**Given instruction**
Answer with nothing but the number of lines that include the word "port".

**Input rows**

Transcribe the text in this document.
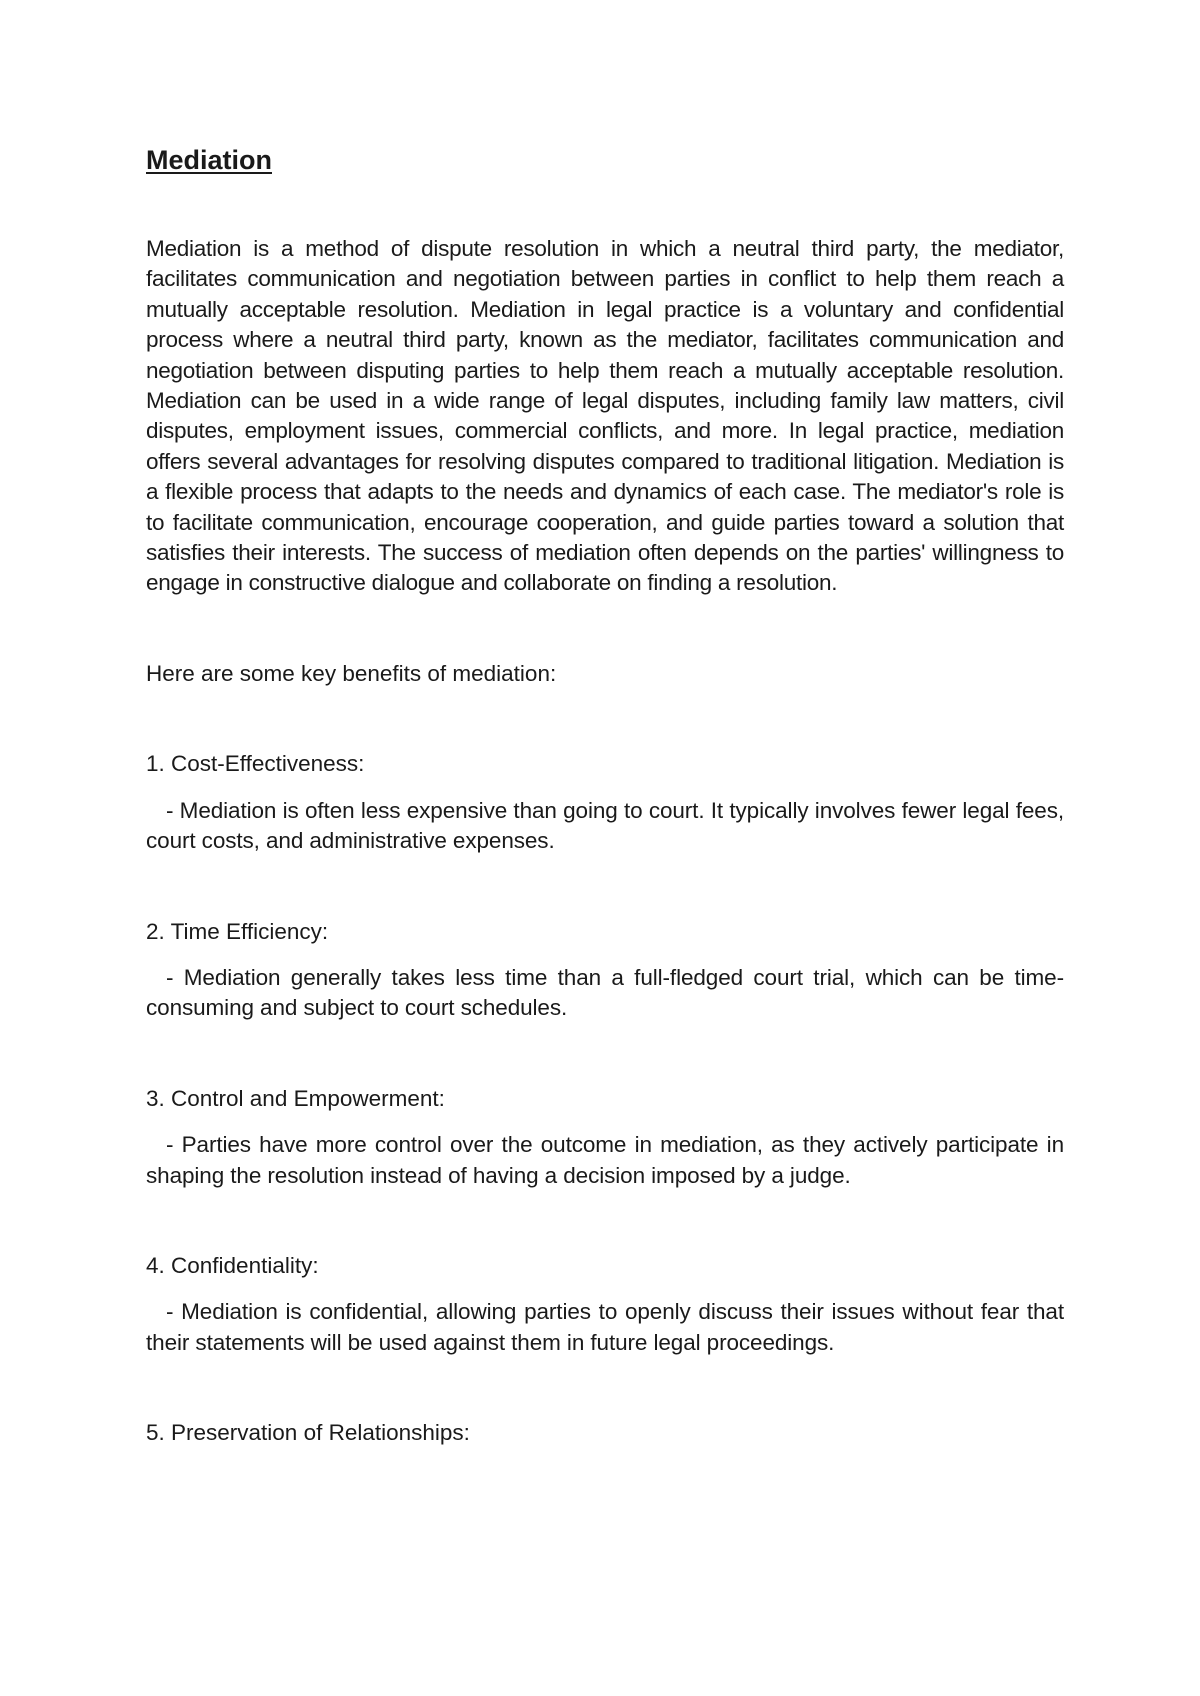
Mediation

Mediation is a method of dispute resolution in which a neutral third party, the mediator, facilitates communication and negotiation between parties in conflict to help them reach a mutually acceptable resolution. Mediation in legal practice is a voluntary and confidential process where a neutral third party, known as the mediator, facilitates communication and negotiation between disputing parties to help them reach a mutually acceptable resolution. Mediation can be used in a wide range of legal disputes, including family law matters, civil disputes, employment issues, commercial conflicts, and more. In legal practice, mediation offers several advantages for resolving disputes compared to traditional litigation. Mediation is a flexible process that adapts to the needs and dynamics of each case. The mediator's role is to facilitate communication, encourage cooperation, and guide parties toward a solution that satisfies their interests. The success of mediation often depends on the parties' willingness to engage in constructive dialogue and collaborate on finding a resolution.

Here are some key benefits of mediation:

1. Cost-Effectiveness:

- Mediation is often less expensive than going to court. It typically involves fewer legal fees, court costs, and administrative expenses.

2. Time Efficiency:

- Mediation generally takes less time than a full-fledged court trial, which can be time-consuming and subject to court schedules.

3. Control and Empowerment:

- Parties have more control over the outcome in mediation, as they actively participate in shaping the resolution instead of having a decision imposed by a judge.

4. Confidentiality:

- Mediation is confidential, allowing parties to openly discuss their issues without fear that their statements will be used against them in future legal proceedings.

5. Preservation of Relationships:
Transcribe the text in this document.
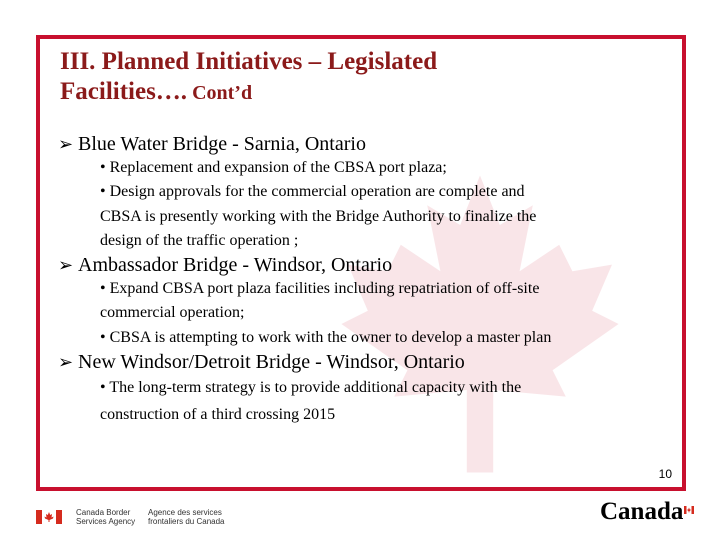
III. Planned Initiatives – Legislated
Facilities…. Cont’d
➢ Blue Water Bridge - Sarnia, Ontario
• Replacement and expansion of the CBSA port plaza;
• Design approvals for the commercial operation are complete and
CBSA is presently working with the Bridge Authority to finalize the
design of the traffic operation ;
➢ Ambassador Bridge - Windsor, Ontario
• Expand CBSA port plaza facilities including repatriation of off-site
commercial operation;
• CBSA is attempting to work with the owner to develop a master plan
➢ New Windsor/Detroit Bridge - Windsor, Ontario
• The long-term strategy is to provide additional capacity with the
construction of a third crossing 2015
10
Canada Border
Services Agency
Agence des services
frontaliers du Canada	Canada
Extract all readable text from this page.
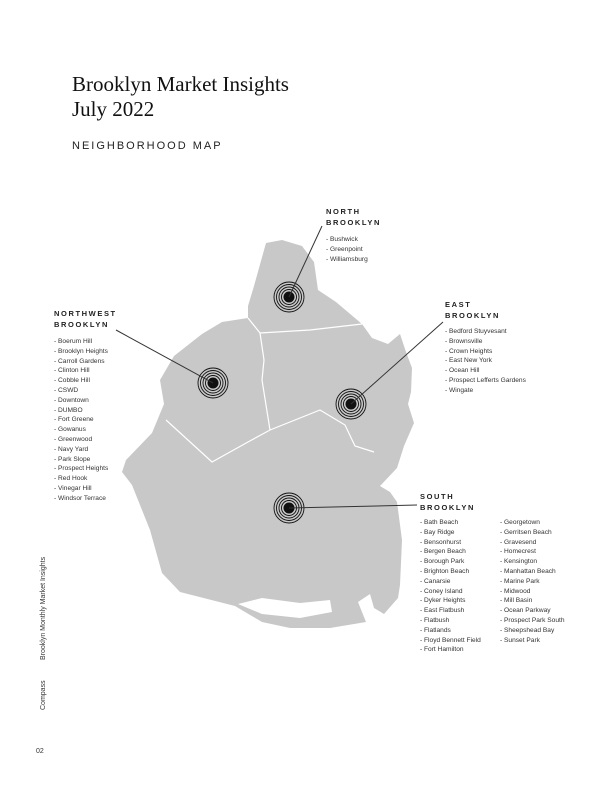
Brooklyn Market Insights
July 2022
NEIGHBORHOOD MAP
NORTH
BROOKLYN
- Bushwick
- Greenpoint
- Williamsburg
EAST
BROOKLYN
- Bedford Stuyvesant
- Brownsville
- Crown Heights
- East New York
- Ocean Hill
- Prospect Lefferts Gardens
- Wingate
NORTHWEST
BROOKLYN
- Boerum Hill
- Brooklyn Heights
- Carroll Gardens
- Clinton Hill
- Cobble Hill
- CSWD
- Downtown
- DUMBO
- Fort Greene
- Gowanus
- Greenwood
- Navy Yard
- Park Slope
- Prospect Heights
- Red Hook
- Vinegar Hill
- Windsor Terrace	SOUTH
BROOKLYN
- Bath Beach
- Bay Ridge
- Bensonhurst
- Bergen Beach
- Borough Park
- Brighton Beach
- Canarsie
- Coney Island
- Dyker Heights
- East Flatbush
- Flatbush
- Flatlands
- Floyd Bennett Field
- Fort Hamilton
- Georgetown
- Gerritsen Beach
- Gravesend
- Homecrest
- Kensington
- Manhattan Beach
- Marine Park
- Midwood
- Mill Basin
- Ocean Parkway
- Prospect Park South
- Sheepshead Bay
- Sunset Park
Brooklyn Monthly Market Insights
Compass
02
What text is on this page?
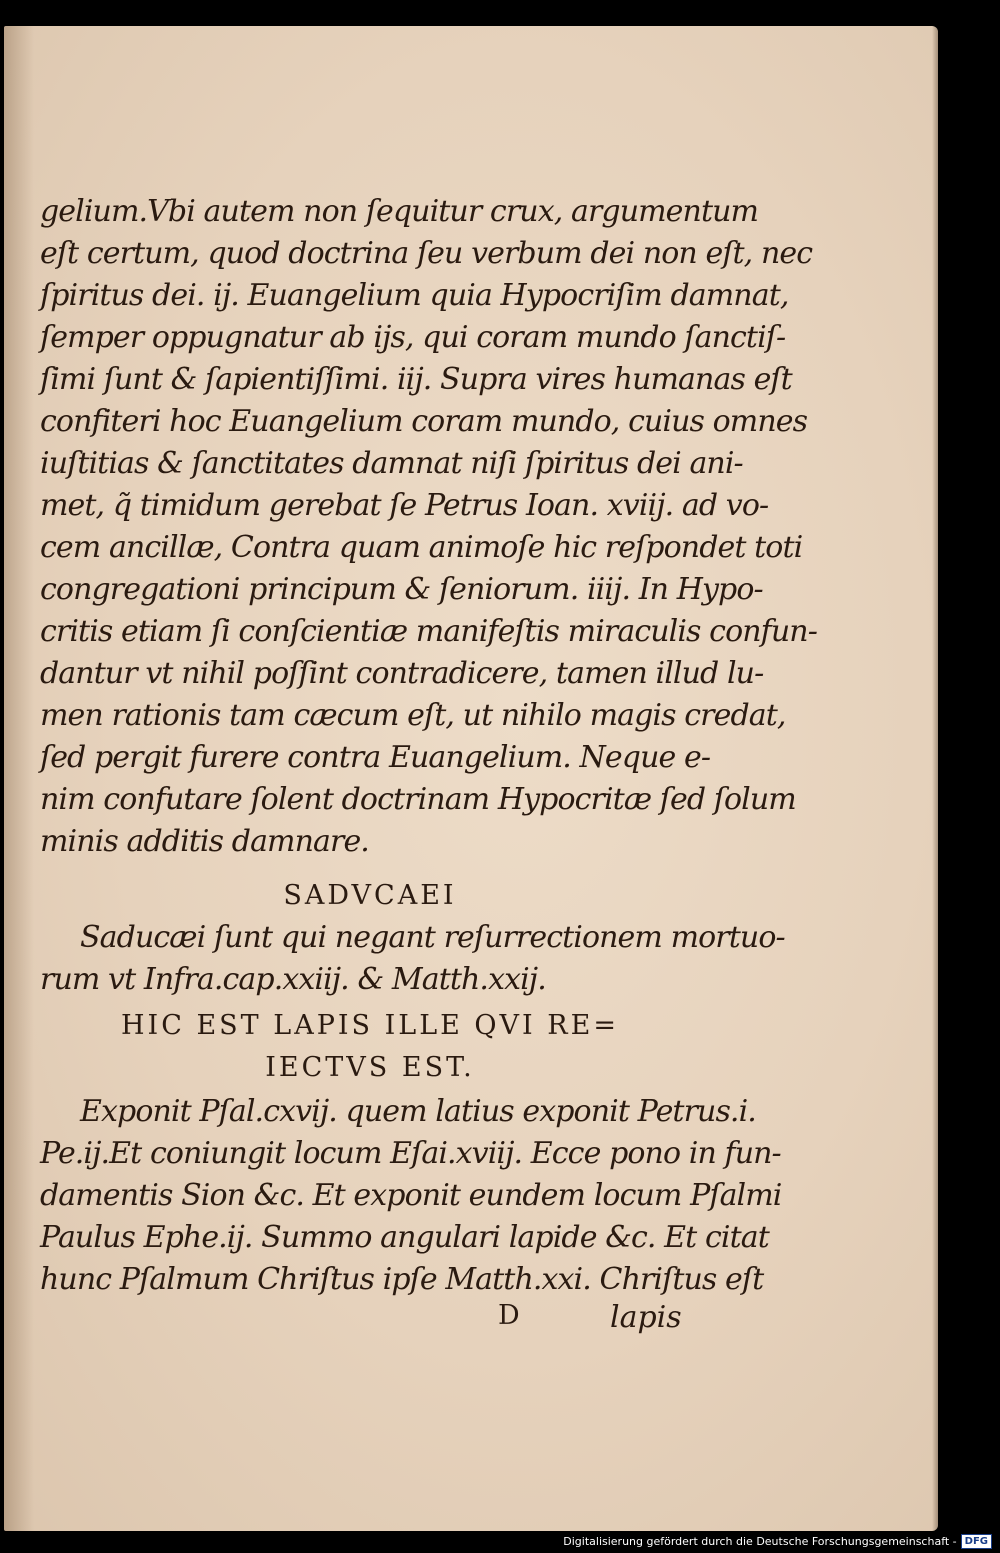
gelium.Vbi autem non ſequitur crux, argumentum
eſt certum, quod doctrina ſeu verbum dei non eſt, nec
ſpiritus dei. ij. Euangelium quia Hypocriſim damnat,
ſemper oppugnatur ab ijs, qui coram mundo ſanctiſ-
ſimi ſunt & ſapientiſſimi. iij. Supra vires humanas eſt
confiteri hoc Euangelium coram mundo, cuius omnes
iuſtitias & ſanctitates damnat niſi ſpiritus dei ani-
met, q̃ timidum gerebat ſe Petrus Ioan. xviij. ad vo-
cem ancillæ, Contra quam animoſe hic reſpondet toti
congregationi principum & ſeniorum. iiij. In Hypo-
critis etiam ſi conſcientiæ manifeſtis miraculis confun-
dantur vt nihil poſſint contradicere, tamen illud lu-
men rationis tam cæcum eſt, ut nihilo magis credat,
ſed pergit furere contra Euangelium. Neque e-
nim confutare ſolent doctrinam Hypocritæ ſed ſolum
minis additis damnare.
SADVCAEI
Saducæi ſunt qui negant reſurrectionem mortuo-
rum vt Infra.cap.xxiij. & Matth.xxij.
HIC EST LAPIS ILLE QVI RE=
IECTVS EST.
Exponit Pſal.cxvij. quem latius exponit Petrus.i.
Pe.ij.Et coniungit locum Eſai.xviij. Ecce pono in fun-
damentis Sion &c. Et exponit eundem locum Pſalmi
Paulus Ephe.ij. Summo angulari lapide &c. Et citat
hunc Pſalmum Chriſtus ipſe Matth.xxi. Chriſtus eſt
D	lapis
Digitalisierung gefördert durch die Deutsche Forschungsgemeinschaft - DFG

**Solution to this exercise**
2